Print every item below line for line, without changing a word, and leave the pictures out.
## START Data excerpts
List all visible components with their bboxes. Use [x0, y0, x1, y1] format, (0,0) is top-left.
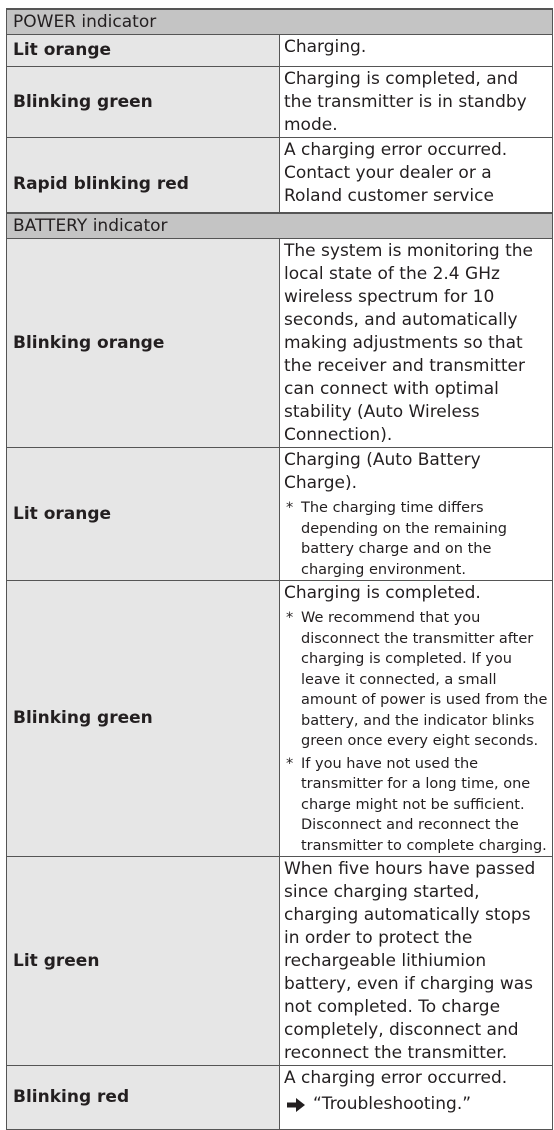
note — [284, 498, 548, 580]
note — [284, 608, 548, 752]
battery-indicator-table — [6, 212, 553, 1130]
note-marker: * — [286, 500, 294, 516]
note-text: The charging time differs depending on the remaining battery charge and on the charging environment. — [301, 500, 507, 578]
table-row — [7, 35, 553, 67]
note-text: If you have not used the transmitter for a long time, one charge might not be sufficient. Disconnect and reconnect the transmitter to complete charging. — [301, 755, 547, 854]
row-key: Blinking green — [7, 581, 280, 857]
table-row — [7, 67, 553, 138]
row-value: Charging. — [280, 35, 553, 67]
row-key: Lit orange — [7, 35, 280, 67]
troubleshooting-link-text: “Troubleshooting.” — [313, 1094, 472, 1114]
row-value: The system is monitoring the local state of the 2.4 GHz wireless spectrum for 10 seconds, and automatically making adjustments so that the receiver and transmitter can connect with optimal stability (Auto Wireless Connection). — [280, 239, 553, 448]
row-value — [280, 1066, 553, 1130]
troubleshooting-reference — [284, 1093, 548, 1116]
row-value: Charging is completed, and the transmitter is in standby mode. — [280, 67, 553, 138]
table-row — [7, 448, 553, 581]
row-key: Lit orange — [7, 448, 280, 581]
row-key: Lit green — [7, 857, 280, 1066]
row-main-text: Charging (Auto Battery Charge). — [284, 450, 481, 493]
table-row — [7, 1066, 553, 1130]
row-key: Blinking red — [7, 1066, 280, 1130]
row-key: Rapid blinking red — [7, 138, 280, 232]
row-key: Blinking orange — [7, 239, 280, 448]
row-value: A charging error occurred. Contact your dealer or a Roland customer service — [280, 138, 553, 232]
row-value: When five hours have passed since charging started, charging automatically stops in order to protect the rechargeable lithiumion battery, even if charging was not completed. To charge completely, disconnect and reconnect the transmitter. — [280, 857, 553, 1066]
battery-indicator-heading: BATTERY indicator — [7, 213, 553, 239]
note-marker: * — [286, 755, 294, 772]
note — [284, 754, 548, 857]
power-indicator-heading: POWER indicator — [7, 9, 553, 35]
row-value — [280, 581, 553, 857]
table-row — [7, 857, 553, 1066]
power-indicator-table — [6, 8, 553, 232]
row-main-text: Charging is completed. — [284, 583, 481, 603]
row-value — [280, 448, 553, 581]
note-text: We recommend that you disconnect the transmitter after charging is completed. If you leave it connected, a small amount of power is used from the battery, and the indicator blinks green once every eight seconds. — [301, 610, 548, 749]
row-key: Blinking green — [7, 67, 280, 138]
table-row — [7, 581, 553, 857]
arrow-right-icon — [287, 1098, 305, 1112]
row-main-text: A charging error occurred. — [284, 1068, 508, 1088]
table-row — [7, 239, 553, 448]
note-marker: * — [286, 610, 294, 626]
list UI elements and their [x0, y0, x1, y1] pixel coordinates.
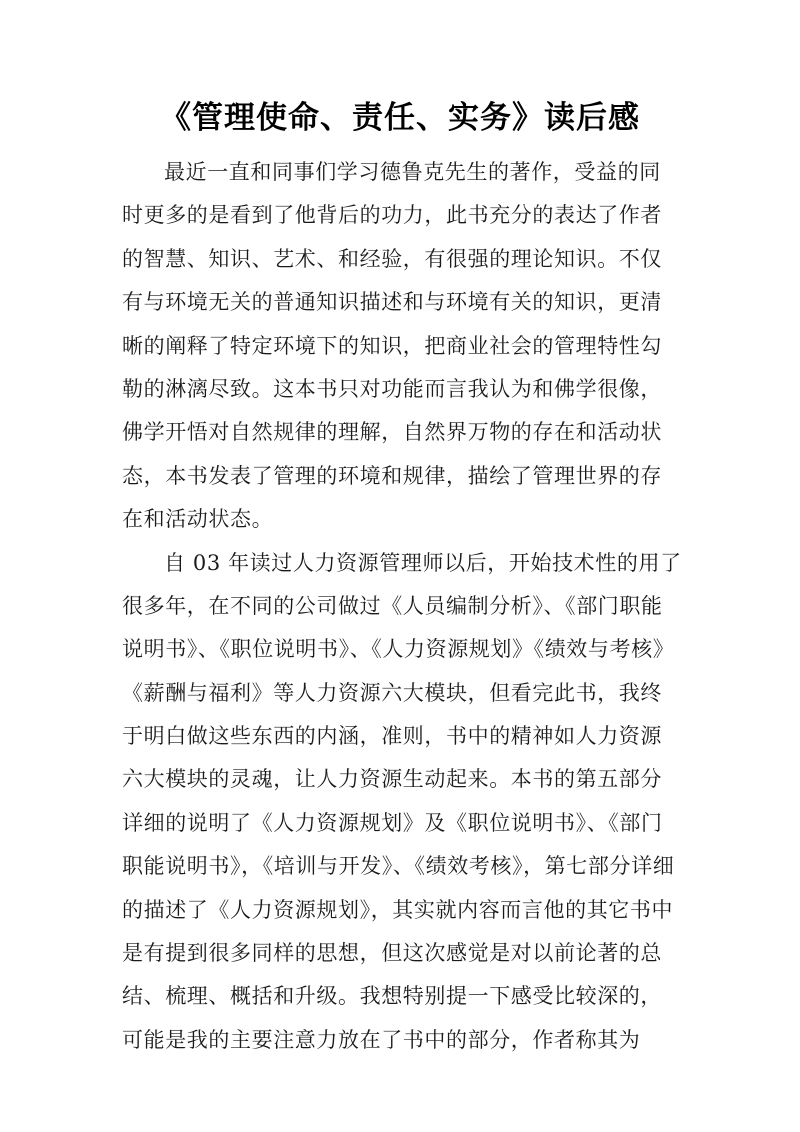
paragraph-line: 职能说明书》，《培训与开发》、《绩效考核》，第七部分详细	[122, 854, 675, 879]
paragraph-line: 结、梳理、概括和升级。我想特别提一下感受比较深的，	[122, 984, 662, 1009]
document-title: 《管理使命、责任、实务》读后感	[160, 100, 640, 136]
paragraph-line: 《薪酬与福利》等人力资源六大模块，但看完此书，我终	[122, 680, 662, 705]
paragraph-line: 于明白做这些东西的内涵，准则，书中的精神如人力资源	[122, 724, 662, 749]
paragraph-line: 佛学开悟对自然规律的理解，自然界万物的存在和活动状	[122, 420, 662, 445]
paragraph-line: 的智慧、知识、艺术、和经验，有很强的理论知识。不仅	[122, 246, 662, 271]
paragraph-line: 可能是我的主要注意力放在了书中的部分，作者称其为	[122, 1027, 641, 1052]
paragraph-line: 详细的说明了《人力资源规划》及《职位说明书》、《部门	[122, 810, 663, 835]
paragraph-line: 说明书》、《职位说明书》、《人力资源规划》《绩效与考核》	[122, 637, 675, 662]
paragraph-line: 时更多的是看到了他背后的功力，此书充分的表达了作者	[122, 203, 662, 228]
paragraph-line: 晰的阐释了特定环境下的知识，把商业社会的管理特性勾	[122, 333, 662, 358]
paragraph-1	[122, 151, 682, 542]
paragraph-line: 有与环境无关的普通知识描述和与环境有关的知识，更清	[122, 290, 662, 315]
paragraph-line: 勒的淋漓尽致。这本书只对功能而言我认为和佛学很像，	[122, 376, 662, 401]
paragraph-line: 态，本书发表了管理的环境和规律，描绘了管理世界的存	[122, 463, 662, 488]
paragraph-line: 自 03 年读过人力资源管理师以后，开始技术性的用了	[164, 550, 682, 575]
document-body	[122, 151, 682, 1062]
paragraph-line: 是有提到很多同样的思想，但这次感觉是对以前论著的总	[122, 941, 662, 966]
paragraph-line: 六大模块的灵魂，让人力资源生动起来。本书的第五部分	[122, 767, 662, 792]
paragraph-line: 很多年，在不同的公司做过《人员编制分析》、《部门职能	[122, 593, 663, 618]
paragraph-line: 在和活动状态。	[122, 507, 274, 532]
paragraph-line: 的描述了《人力资源规划》，其实就内容而言他的其它书中	[122, 897, 674, 922]
paragraph-line: 最近一直和同事们学习德鲁克先生的著作，受益的同	[164, 160, 661, 184]
paragraph-2	[122, 542, 682, 1063]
## END Data excerpts
**Response for this exercise:**
List all visible components with their bboxes. Use [x0, y0, x1, y1] format, (0,0) is top-left.
note — [284, 498, 548, 580]
note — [284, 608, 548, 752]
battery-indicator-table — [6, 212, 553, 1130]
note-marker: * — [286, 500, 294, 516]
note-text: The charging time differs depending on the remaining battery charge and on the charging environment. — [301, 500, 507, 578]
table-row — [7, 35, 553, 67]
note-text: If you have not used the transmitter for a long time, one charge might not be sufficient. Disconnect and reconnect the transmitter to complete charging. — [301, 755, 547, 854]
row-key: Blinking green — [7, 581, 280, 857]
table-row — [7, 67, 553, 138]
row-value: Charging. — [280, 35, 553, 67]
row-key: Lit orange — [7, 35, 280, 67]
troubleshooting-link-text: “Troubleshooting.” — [313, 1094, 472, 1114]
row-value: The system is monitoring the local state of the 2.4 GHz wireless spectrum for 10 seconds, and automatically making adjustments so that the receiver and transmitter can connect with optimal stability (Auto Wireless Connection). — [280, 239, 553, 448]
row-value — [280, 1066, 553, 1130]
troubleshooting-reference — [284, 1093, 548, 1116]
row-value: Charging is completed, and the transmitter is in standby mode. — [280, 67, 553, 138]
table-row — [7, 448, 553, 581]
row-key: Lit orange — [7, 448, 280, 581]
row-key: Lit green — [7, 857, 280, 1066]
row-main-text: Charging (Auto Battery Charge). — [284, 450, 481, 493]
table-row — [7, 1066, 553, 1130]
row-key: Blinking red — [7, 1066, 280, 1130]
row-key: Rapid blinking red — [7, 138, 280, 232]
row-key: Blinking orange — [7, 239, 280, 448]
row-value: A charging error occurred. Contact your dealer or a Roland customer service — [280, 138, 553, 232]
row-value: When five hours have passed since charging started, charging automatically stops in order to protect the rechargeable lithiumion battery, even if charging was not completed. To charge completely, disconnect and reconnect the transmitter. — [280, 857, 553, 1066]
battery-indicator-heading: BATTERY indicator — [7, 213, 553, 239]
note-marker: * — [286, 755, 294, 772]
note — [284, 754, 548, 857]
power-indicator-heading: POWER indicator — [7, 9, 553, 35]
row-value — [280, 581, 553, 857]
table-row — [7, 857, 553, 1066]
power-indicator-table — [6, 8, 553, 232]
row-main-text: Charging is completed. — [284, 583, 481, 603]
row-value — [280, 448, 553, 581]
note-text: We recommend that you disconnect the transmitter after charging is completed. If you leave it connected, a small amount of power is used from the battery, and the indicator blinks green once every eight seconds. — [301, 610, 548, 749]
row-key: Blinking green — [7, 67, 280, 138]
table-row — [7, 581, 553, 857]
arrow-right-icon — [287, 1098, 305, 1112]
row-main-text: A charging error occurred. — [284, 1068, 508, 1088]
table-row — [7, 239, 553, 448]
note-marker: * — [286, 610, 294, 626]
list UI elements and their [x0, y0, x1, y1] pixel coordinates.
paragraph-line: 职能说明书》，《培训与开发》、《绩效考核》，第七部分详细	[122, 854, 675, 879]
paragraph-line: 结、梳理、概括和升级。我想特别提一下感受比较深的，	[122, 984, 662, 1009]
document-title: 《管理使命、责任、实务》读后感	[160, 100, 640, 136]
paragraph-line: 《薪酬与福利》等人力资源六大模块，但看完此书，我终	[122, 680, 662, 705]
paragraph-line: 于明白做这些东西的内涵，准则，书中的精神如人力资源	[122, 724, 662, 749]
paragraph-line: 佛学开悟对自然规律的理解，自然界万物的存在和活动状	[122, 420, 662, 445]
paragraph-line: 的智慧、知识、艺术、和经验，有很强的理论知识。不仅	[122, 246, 662, 271]
paragraph-line: 可能是我的主要注意力放在了书中的部分，作者称其为	[122, 1027, 641, 1052]
paragraph-line: 详细的说明了《人力资源规划》及《职位说明书》、《部门	[122, 810, 663, 835]
paragraph-line: 说明书》、《职位说明书》、《人力资源规划》《绩效与考核》	[122, 637, 675, 662]
paragraph-line: 时更多的是看到了他背后的功力，此书充分的表达了作者	[122, 203, 662, 228]
paragraph-line: 晰的阐释了特定环境下的知识，把商业社会的管理特性勾	[122, 333, 662, 358]
paragraph-1	[122, 151, 682, 542]
paragraph-line: 有与环境无关的普通知识描述和与环境有关的知识，更清	[122, 290, 662, 315]
paragraph-line: 勒的淋漓尽致。这本书只对功能而言我认为和佛学很像，	[122, 376, 662, 401]
paragraph-line: 态，本书发表了管理的环境和规律，描绘了管理世界的存	[122, 463, 662, 488]
paragraph-line: 自 03 年读过人力资源管理师以后，开始技术性的用了	[164, 550, 682, 575]
document-body	[122, 151, 682, 1062]
paragraph-line: 是有提到很多同样的思想，但这次感觉是对以前论著的总	[122, 941, 662, 966]
paragraph-line: 六大模块的灵魂，让人力资源生动起来。本书的第五部分	[122, 767, 662, 792]
paragraph-line: 很多年，在不同的公司做过《人员编制分析》、《部门职能	[122, 593, 663, 618]
paragraph-line: 在和活动状态。	[122, 507, 274, 532]
paragraph-line: 的描述了《人力资源规划》，其实就内容而言他的其它书中	[122, 897, 674, 922]
paragraph-line: 最近一直和同事们学习德鲁克先生的著作，受益的同	[164, 160, 661, 184]
paragraph-2	[122, 542, 682, 1063]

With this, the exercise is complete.